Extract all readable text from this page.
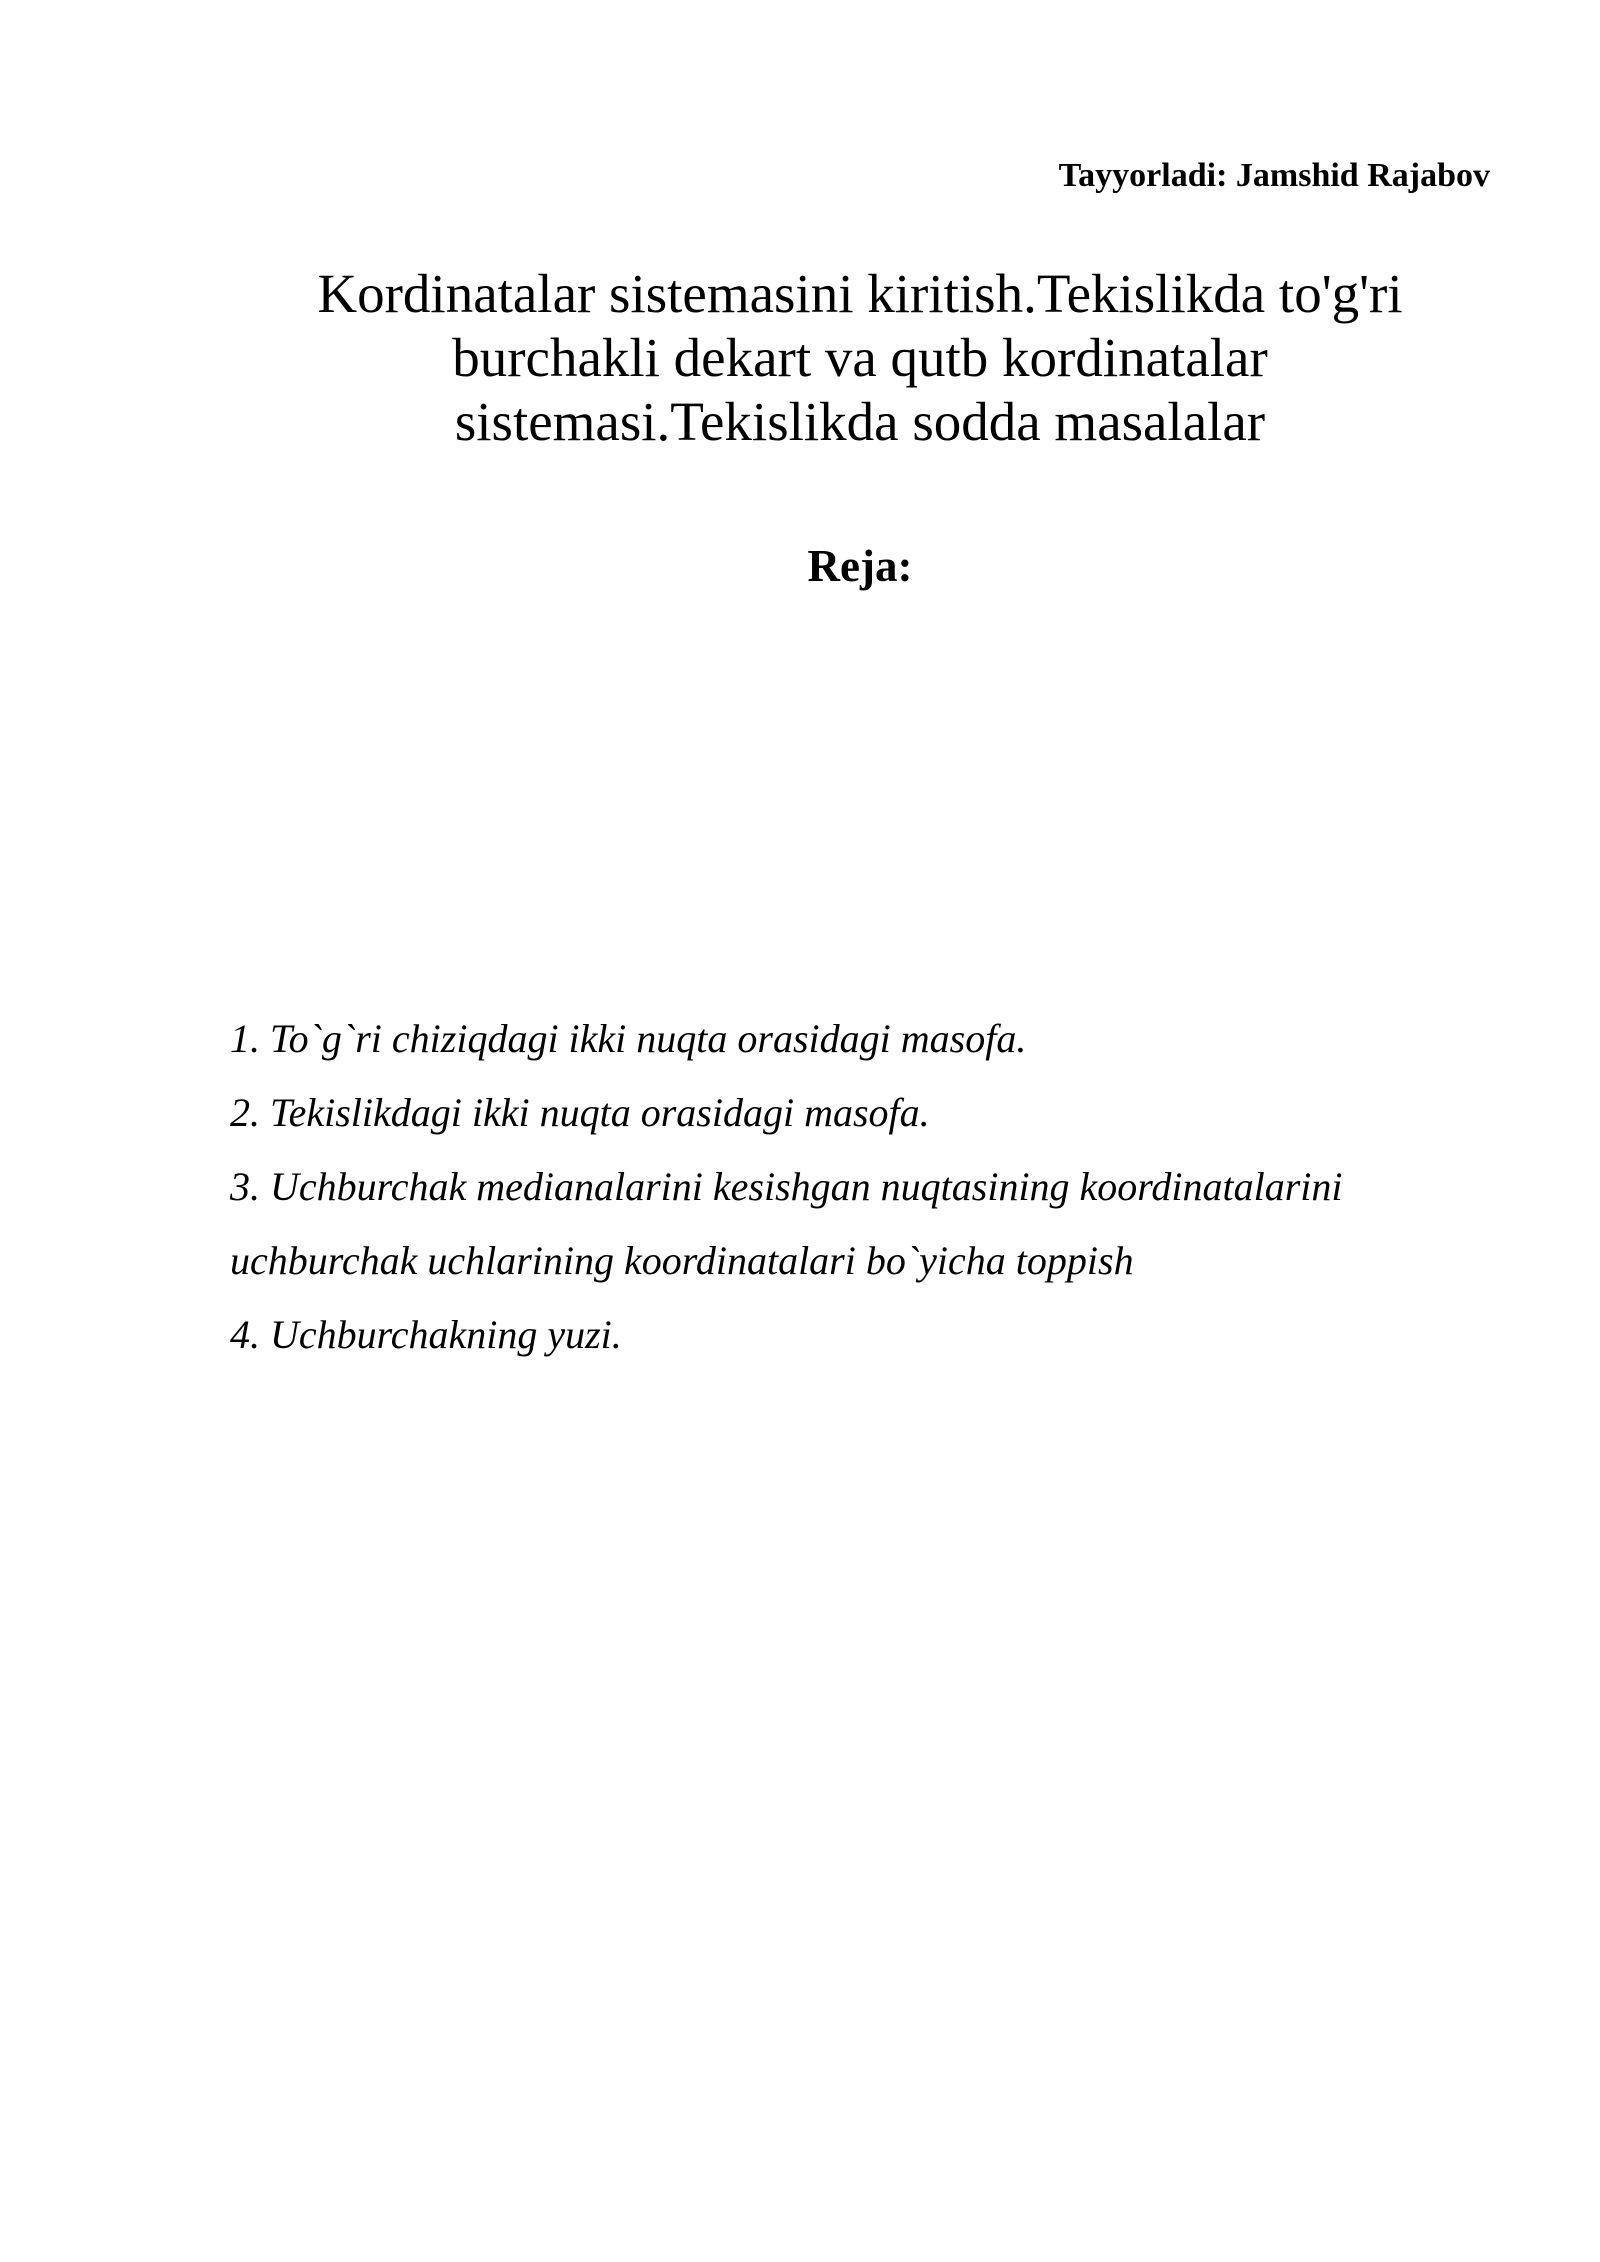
Tayyorladi: Jamshid Rajabov
Kordinatalar sistemasini kiritish.Tekislikda to'g'ri
burchakli dekart va qutb kordinatalar
sistemasi.Tekislikda sodda masalalar
Reja:
1. To`g`ri chiziqdagi ikki nuqta orasidagi masofa.
2. Tekislikdagi ikki nuqta orasidagi masofa.
3. Uchburchak medianalarini kesishgan nuqtasining koordinatalarini
uchburchak uchlarining koordinatalari bo`yicha toppish
4. Uchburchakning yuzi.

▸ Work instructions:
Return the material exactly as given, apart from the pictures.

▸ Task result:
Extract all readable text from this page.
Tayyorladi: Jamshid Rajabov
Kordinatalar sistemasini kiritish.Tekislikda to'g'ri
burchakli dekart va qutb kordinatalar
sistemasi.Tekislikda sodda masalalar
Reja:
1. To`g`ri chiziqdagi ikki nuqta orasidagi masofa.
2. Tekislikdagi ikki nuqta orasidagi masofa.
3. Uchburchak medianalarini kesishgan nuqtasining koordinatalarini
uchburchak uchlarining koordinatalari bo`yicha toppish
4. Uchburchakning yuzi.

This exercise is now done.